====== Material for this task ======

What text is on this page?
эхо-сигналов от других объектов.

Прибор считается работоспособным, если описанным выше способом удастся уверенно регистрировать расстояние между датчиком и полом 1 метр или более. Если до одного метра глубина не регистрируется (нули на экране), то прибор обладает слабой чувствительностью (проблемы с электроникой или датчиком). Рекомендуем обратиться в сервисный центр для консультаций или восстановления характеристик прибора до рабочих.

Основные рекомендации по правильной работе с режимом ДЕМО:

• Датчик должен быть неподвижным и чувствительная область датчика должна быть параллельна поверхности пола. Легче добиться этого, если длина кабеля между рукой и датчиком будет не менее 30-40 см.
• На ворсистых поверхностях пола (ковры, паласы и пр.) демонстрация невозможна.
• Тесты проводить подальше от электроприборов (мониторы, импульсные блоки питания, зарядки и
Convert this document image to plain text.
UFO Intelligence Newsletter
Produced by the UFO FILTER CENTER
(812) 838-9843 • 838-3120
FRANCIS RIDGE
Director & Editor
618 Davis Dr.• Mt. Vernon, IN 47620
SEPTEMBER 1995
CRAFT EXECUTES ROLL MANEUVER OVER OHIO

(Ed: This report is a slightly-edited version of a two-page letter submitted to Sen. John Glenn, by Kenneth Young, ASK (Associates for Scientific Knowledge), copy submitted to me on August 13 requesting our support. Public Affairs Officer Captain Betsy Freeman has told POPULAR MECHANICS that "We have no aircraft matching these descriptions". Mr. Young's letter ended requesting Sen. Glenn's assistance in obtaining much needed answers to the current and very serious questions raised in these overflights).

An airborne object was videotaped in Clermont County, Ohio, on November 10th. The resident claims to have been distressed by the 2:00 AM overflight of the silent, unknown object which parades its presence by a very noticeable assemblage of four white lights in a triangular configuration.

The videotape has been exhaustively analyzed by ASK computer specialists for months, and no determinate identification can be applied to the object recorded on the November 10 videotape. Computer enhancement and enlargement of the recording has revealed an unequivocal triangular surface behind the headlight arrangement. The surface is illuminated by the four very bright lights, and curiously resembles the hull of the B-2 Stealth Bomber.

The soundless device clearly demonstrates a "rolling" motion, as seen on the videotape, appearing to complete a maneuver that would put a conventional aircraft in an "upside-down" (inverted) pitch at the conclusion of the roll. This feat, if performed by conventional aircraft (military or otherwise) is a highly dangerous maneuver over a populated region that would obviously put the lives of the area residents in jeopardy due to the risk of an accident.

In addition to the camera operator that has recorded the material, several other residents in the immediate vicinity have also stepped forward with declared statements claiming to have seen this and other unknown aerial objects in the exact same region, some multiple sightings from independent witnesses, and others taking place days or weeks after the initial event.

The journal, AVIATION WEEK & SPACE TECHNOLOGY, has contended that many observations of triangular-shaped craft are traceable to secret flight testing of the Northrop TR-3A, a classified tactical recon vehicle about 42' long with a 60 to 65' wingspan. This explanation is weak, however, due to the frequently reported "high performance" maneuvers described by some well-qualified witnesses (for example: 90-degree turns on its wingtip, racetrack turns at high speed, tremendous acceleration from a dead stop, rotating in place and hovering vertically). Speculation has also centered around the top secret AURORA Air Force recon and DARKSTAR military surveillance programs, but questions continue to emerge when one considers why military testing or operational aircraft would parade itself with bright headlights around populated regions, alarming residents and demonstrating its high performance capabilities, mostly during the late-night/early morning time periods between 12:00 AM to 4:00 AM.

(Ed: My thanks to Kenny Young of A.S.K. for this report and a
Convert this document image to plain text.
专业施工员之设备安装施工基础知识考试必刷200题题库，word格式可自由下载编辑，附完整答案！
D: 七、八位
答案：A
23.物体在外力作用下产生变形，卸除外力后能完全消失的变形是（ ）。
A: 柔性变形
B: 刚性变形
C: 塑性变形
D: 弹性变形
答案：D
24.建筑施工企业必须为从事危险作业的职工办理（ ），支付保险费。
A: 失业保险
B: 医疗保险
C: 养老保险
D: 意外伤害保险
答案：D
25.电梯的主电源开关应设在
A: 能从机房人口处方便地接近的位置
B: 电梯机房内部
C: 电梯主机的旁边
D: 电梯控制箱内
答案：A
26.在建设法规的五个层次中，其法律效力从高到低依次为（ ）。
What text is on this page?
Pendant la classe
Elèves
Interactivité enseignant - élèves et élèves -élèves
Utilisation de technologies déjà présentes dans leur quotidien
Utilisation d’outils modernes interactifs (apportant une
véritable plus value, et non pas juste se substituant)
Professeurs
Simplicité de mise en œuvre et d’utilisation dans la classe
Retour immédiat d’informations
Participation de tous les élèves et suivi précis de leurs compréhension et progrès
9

======

- **Task**: Report the number of lines containing the string "recorded" and add nothing to it.

- **Result of this exercise**: 2